[WHAT YOU SHOULD DO]:
From the entries below, copy every line holding the word "legend".

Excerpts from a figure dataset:
▬▬▬▬▬▬▬▬▬▬

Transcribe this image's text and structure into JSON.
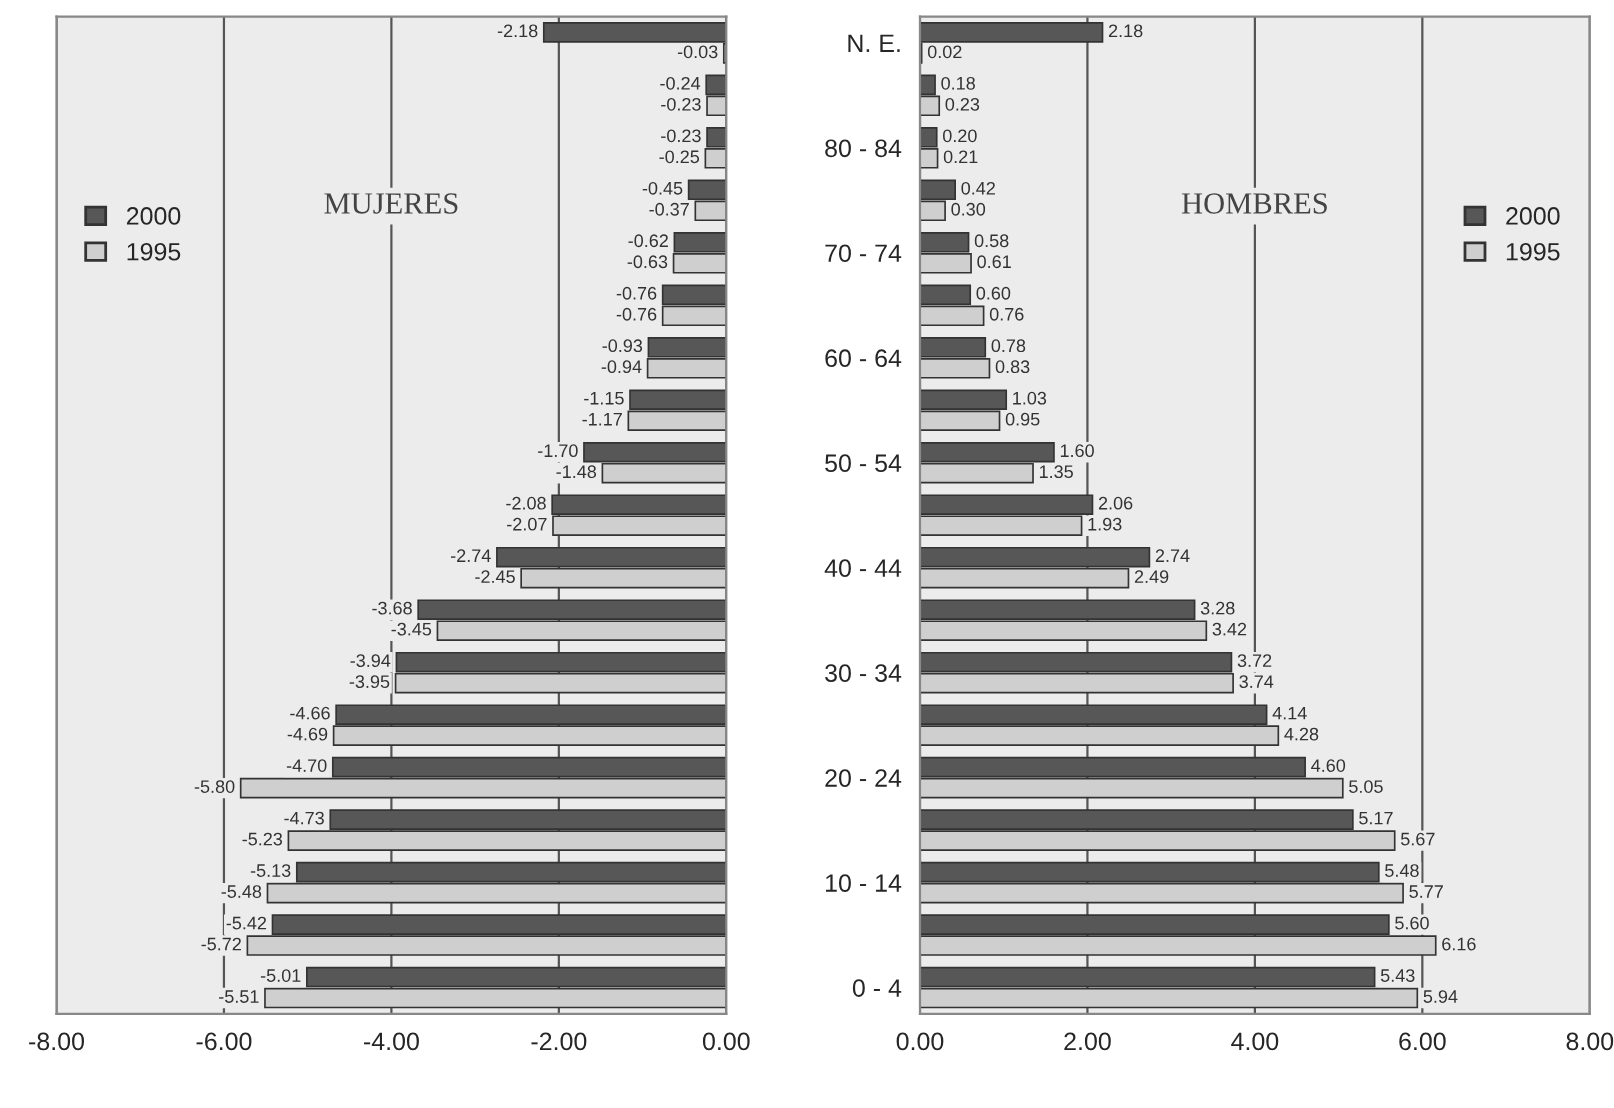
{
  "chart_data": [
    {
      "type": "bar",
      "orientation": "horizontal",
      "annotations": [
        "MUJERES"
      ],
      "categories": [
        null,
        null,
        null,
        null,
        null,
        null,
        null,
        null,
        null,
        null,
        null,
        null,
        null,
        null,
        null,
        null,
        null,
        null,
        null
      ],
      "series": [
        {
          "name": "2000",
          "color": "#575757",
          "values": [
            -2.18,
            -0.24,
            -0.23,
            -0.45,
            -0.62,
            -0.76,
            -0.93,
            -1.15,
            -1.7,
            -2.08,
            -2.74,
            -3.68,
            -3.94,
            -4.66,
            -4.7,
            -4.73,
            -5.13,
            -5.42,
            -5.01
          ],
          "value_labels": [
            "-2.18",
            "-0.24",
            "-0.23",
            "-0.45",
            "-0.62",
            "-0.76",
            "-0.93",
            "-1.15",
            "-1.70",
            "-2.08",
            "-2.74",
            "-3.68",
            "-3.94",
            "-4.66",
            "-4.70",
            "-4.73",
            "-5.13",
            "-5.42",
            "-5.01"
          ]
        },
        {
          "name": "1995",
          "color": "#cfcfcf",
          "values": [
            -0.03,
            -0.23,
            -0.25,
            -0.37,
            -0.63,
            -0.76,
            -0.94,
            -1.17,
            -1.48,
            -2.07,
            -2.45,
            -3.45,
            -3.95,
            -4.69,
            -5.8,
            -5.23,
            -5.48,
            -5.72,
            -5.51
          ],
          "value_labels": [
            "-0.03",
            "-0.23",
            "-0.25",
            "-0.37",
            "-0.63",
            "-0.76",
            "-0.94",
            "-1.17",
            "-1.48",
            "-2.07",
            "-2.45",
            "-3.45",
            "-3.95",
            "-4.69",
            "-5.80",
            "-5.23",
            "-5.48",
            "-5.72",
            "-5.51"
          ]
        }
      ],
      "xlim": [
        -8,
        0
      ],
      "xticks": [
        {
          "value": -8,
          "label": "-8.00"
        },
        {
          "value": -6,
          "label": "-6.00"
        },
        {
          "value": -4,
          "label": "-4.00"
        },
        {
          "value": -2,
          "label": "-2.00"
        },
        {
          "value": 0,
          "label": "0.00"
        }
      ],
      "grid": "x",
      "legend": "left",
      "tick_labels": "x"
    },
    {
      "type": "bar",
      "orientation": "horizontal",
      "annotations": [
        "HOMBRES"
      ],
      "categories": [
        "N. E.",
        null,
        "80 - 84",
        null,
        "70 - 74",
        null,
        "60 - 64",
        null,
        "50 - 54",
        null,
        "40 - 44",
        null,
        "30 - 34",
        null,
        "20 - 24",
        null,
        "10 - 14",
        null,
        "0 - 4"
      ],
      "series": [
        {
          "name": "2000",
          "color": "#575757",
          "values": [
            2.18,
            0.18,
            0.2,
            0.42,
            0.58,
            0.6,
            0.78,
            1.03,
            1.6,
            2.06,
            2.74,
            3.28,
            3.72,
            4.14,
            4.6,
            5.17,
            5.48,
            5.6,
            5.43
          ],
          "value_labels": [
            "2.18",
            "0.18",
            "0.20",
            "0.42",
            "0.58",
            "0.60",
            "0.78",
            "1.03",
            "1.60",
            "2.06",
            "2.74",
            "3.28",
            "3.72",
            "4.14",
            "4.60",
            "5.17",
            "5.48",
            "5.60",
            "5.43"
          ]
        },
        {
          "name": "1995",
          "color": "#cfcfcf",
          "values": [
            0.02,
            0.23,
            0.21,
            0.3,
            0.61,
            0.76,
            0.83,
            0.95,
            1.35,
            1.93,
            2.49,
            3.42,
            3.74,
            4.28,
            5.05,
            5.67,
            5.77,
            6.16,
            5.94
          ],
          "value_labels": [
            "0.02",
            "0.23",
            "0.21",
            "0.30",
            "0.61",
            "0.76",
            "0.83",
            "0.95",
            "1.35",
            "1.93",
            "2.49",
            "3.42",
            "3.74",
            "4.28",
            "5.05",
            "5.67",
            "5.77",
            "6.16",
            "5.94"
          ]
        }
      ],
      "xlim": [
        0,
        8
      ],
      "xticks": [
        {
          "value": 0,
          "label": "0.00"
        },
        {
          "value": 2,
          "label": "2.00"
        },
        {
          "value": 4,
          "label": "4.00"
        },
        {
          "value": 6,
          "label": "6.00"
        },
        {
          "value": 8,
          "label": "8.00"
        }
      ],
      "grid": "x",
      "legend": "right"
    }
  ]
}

▬▬▬▬▬▬▬▬▬▬

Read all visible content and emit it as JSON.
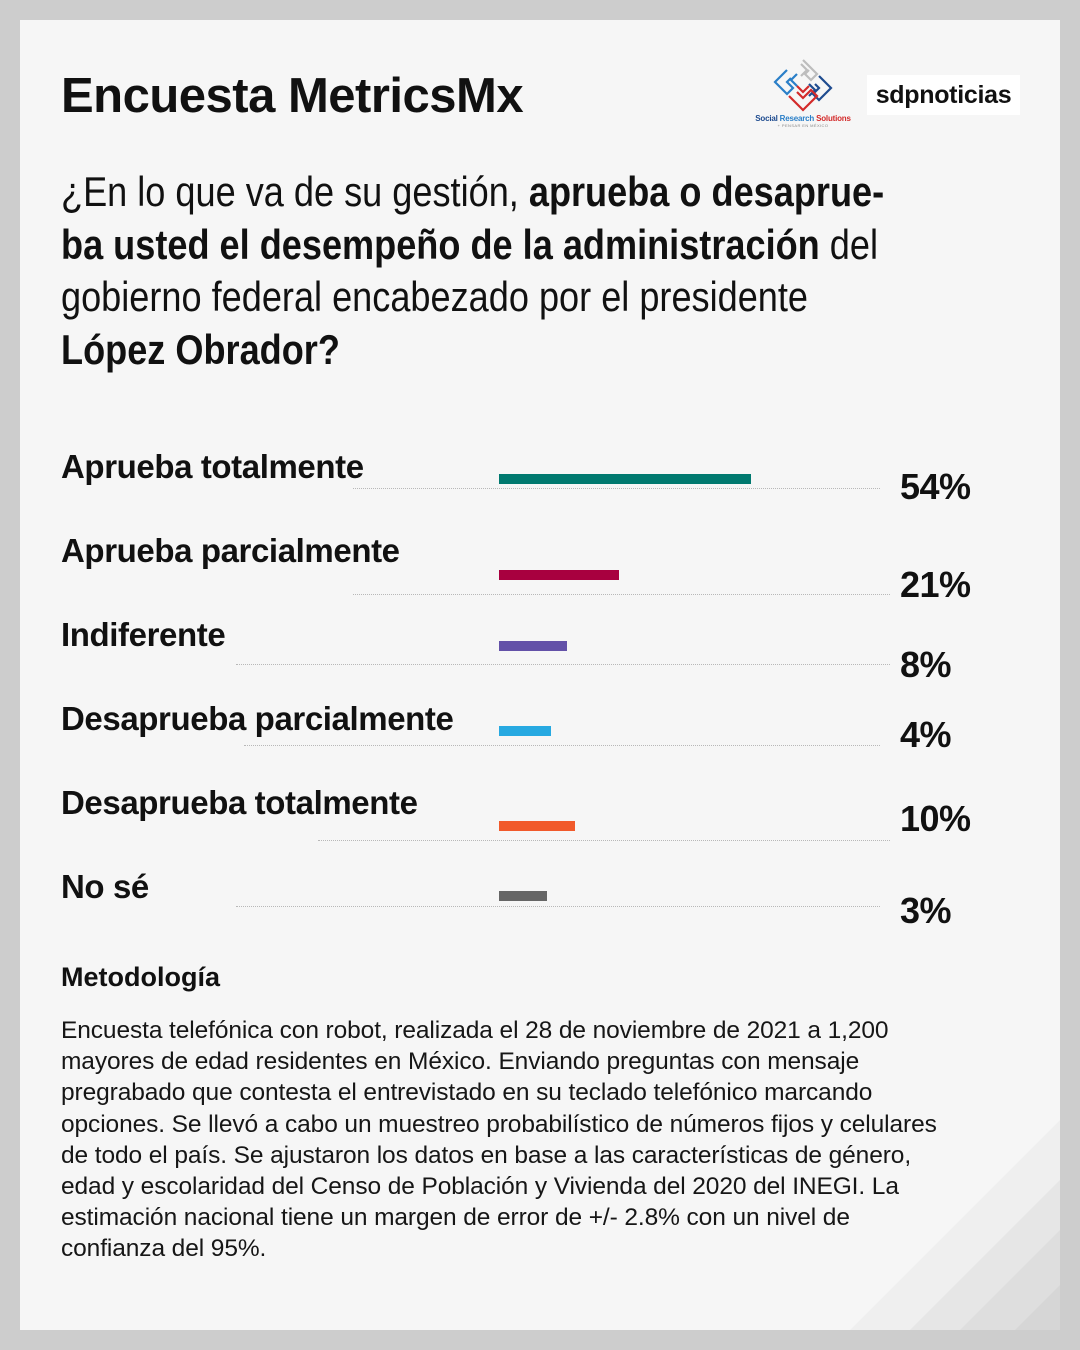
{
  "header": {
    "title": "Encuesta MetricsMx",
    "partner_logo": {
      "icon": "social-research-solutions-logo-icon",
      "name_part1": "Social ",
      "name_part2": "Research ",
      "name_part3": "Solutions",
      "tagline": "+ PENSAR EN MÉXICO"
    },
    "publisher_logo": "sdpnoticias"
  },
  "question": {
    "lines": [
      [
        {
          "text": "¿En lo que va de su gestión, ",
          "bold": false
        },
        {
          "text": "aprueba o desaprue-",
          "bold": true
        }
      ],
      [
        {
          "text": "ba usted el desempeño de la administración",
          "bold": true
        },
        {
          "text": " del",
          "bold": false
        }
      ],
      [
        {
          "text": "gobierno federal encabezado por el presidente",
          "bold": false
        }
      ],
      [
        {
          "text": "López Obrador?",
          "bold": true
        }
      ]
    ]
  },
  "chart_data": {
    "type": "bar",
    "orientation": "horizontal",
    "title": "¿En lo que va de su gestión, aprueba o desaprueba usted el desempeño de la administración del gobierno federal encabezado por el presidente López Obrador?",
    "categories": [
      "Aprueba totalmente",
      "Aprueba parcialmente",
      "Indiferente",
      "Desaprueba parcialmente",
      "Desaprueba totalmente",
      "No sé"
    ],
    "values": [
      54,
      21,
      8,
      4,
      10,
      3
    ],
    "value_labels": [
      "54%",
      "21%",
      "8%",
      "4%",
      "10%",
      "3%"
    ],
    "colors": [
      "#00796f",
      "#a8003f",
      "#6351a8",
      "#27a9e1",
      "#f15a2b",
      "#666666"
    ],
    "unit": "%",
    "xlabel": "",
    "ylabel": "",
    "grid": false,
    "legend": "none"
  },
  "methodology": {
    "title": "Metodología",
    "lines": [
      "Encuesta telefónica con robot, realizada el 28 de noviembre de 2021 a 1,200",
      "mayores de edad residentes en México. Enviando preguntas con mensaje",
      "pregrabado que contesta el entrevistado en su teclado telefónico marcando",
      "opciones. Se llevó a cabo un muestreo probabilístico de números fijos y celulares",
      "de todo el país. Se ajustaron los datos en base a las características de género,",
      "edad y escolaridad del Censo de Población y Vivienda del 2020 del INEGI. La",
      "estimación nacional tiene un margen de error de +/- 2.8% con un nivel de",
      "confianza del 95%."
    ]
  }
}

▬▬▬▬▬▬▬▬▬▬

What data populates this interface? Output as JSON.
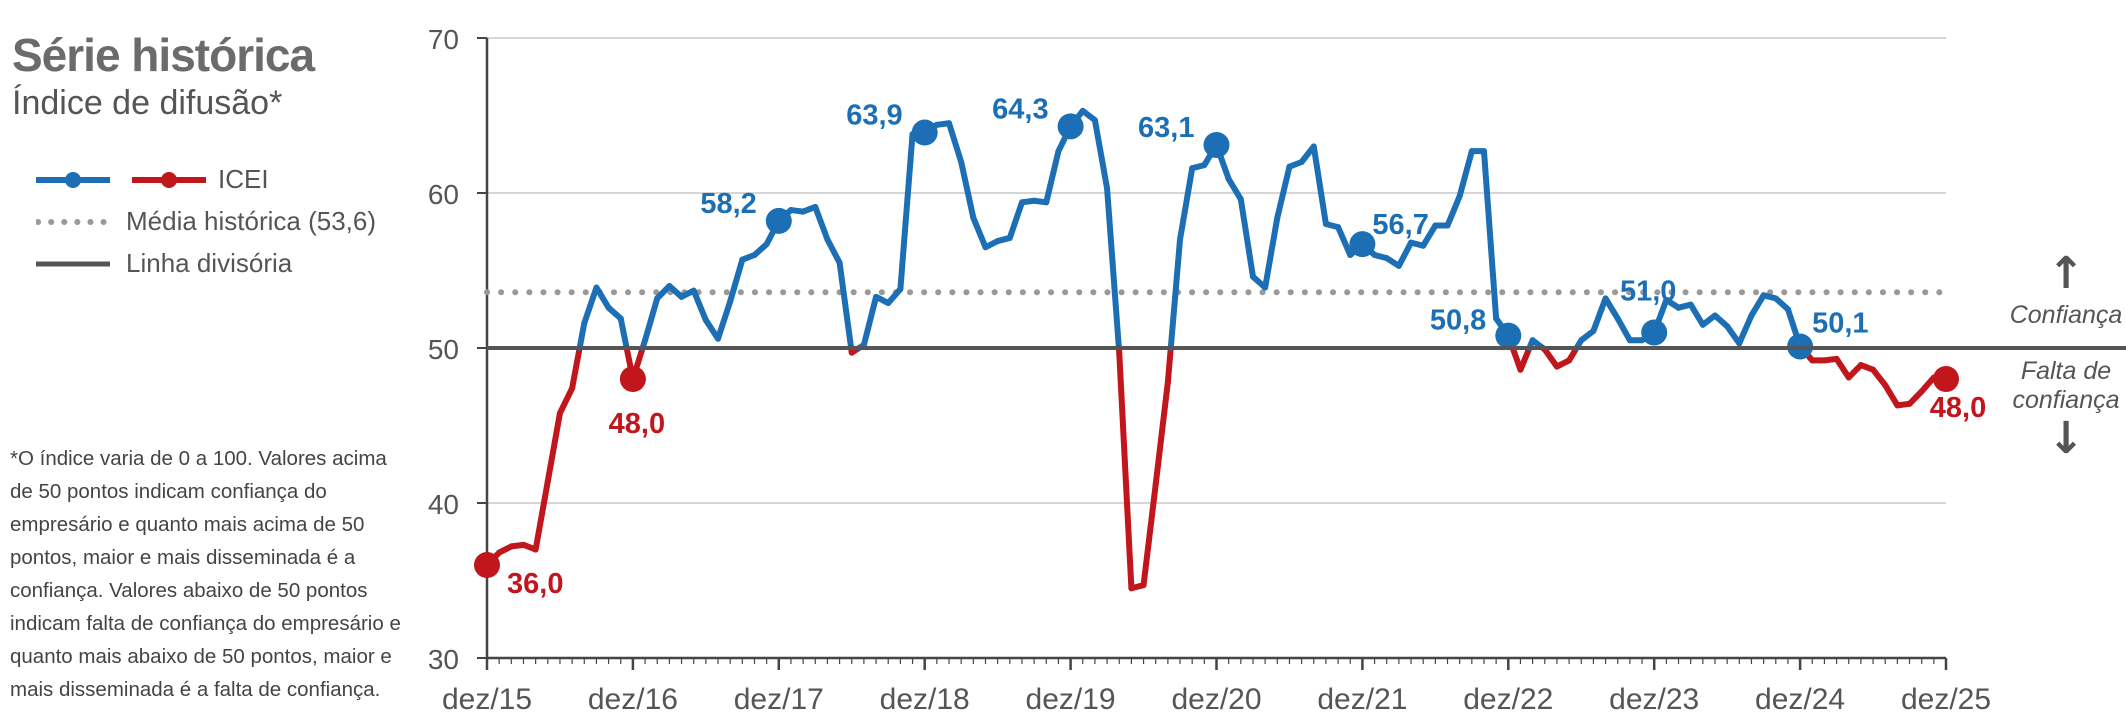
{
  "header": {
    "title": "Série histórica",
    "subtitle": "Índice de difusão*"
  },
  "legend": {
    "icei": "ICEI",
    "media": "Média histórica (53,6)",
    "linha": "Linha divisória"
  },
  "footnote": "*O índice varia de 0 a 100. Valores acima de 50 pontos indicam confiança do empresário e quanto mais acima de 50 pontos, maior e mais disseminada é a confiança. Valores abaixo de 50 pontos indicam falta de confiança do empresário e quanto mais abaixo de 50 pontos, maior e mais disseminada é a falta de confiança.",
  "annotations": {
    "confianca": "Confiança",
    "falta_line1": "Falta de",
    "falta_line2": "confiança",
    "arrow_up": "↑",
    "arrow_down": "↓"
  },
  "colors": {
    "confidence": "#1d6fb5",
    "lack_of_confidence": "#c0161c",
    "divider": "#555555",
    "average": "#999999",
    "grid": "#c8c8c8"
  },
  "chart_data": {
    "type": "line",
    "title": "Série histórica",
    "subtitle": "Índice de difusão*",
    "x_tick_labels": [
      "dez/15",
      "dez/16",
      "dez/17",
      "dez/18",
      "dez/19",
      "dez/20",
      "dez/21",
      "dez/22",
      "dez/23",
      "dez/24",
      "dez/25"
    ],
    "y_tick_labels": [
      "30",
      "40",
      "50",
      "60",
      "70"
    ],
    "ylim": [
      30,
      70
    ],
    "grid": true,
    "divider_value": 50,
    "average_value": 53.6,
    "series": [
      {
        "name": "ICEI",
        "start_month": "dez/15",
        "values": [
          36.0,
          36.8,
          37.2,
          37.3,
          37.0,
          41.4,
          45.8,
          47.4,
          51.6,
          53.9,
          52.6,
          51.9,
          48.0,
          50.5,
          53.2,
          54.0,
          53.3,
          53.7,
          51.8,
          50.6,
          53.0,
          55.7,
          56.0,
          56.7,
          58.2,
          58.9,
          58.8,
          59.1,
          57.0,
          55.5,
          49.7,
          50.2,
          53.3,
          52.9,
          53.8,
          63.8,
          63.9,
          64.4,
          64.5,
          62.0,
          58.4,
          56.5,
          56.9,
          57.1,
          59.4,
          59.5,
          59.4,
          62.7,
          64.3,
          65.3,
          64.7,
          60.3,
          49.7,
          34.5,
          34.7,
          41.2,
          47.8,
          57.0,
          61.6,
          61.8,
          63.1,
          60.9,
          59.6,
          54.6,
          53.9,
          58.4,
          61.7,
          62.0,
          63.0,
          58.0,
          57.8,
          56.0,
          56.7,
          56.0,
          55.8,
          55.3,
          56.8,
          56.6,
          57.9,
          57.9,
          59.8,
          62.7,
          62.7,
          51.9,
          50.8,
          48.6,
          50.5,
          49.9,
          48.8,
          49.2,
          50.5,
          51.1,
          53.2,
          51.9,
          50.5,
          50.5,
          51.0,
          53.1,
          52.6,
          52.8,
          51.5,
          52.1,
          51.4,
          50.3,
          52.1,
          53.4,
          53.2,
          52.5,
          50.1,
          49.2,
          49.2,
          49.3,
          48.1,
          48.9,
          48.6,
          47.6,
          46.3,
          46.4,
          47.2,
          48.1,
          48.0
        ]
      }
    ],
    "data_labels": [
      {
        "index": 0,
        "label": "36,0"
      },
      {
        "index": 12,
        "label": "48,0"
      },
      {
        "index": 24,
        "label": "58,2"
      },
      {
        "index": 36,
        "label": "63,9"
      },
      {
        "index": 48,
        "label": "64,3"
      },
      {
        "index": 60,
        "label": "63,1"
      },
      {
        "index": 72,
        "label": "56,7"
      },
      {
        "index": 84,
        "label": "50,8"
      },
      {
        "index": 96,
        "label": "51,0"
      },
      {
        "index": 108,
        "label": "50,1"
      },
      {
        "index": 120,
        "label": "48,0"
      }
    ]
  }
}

▬▬▬▬▬▬▬▬▬▬

[THE RESPONSE]:
      "legend": "left",
      "legend": "right"
    "legend": "none"
  "legend": {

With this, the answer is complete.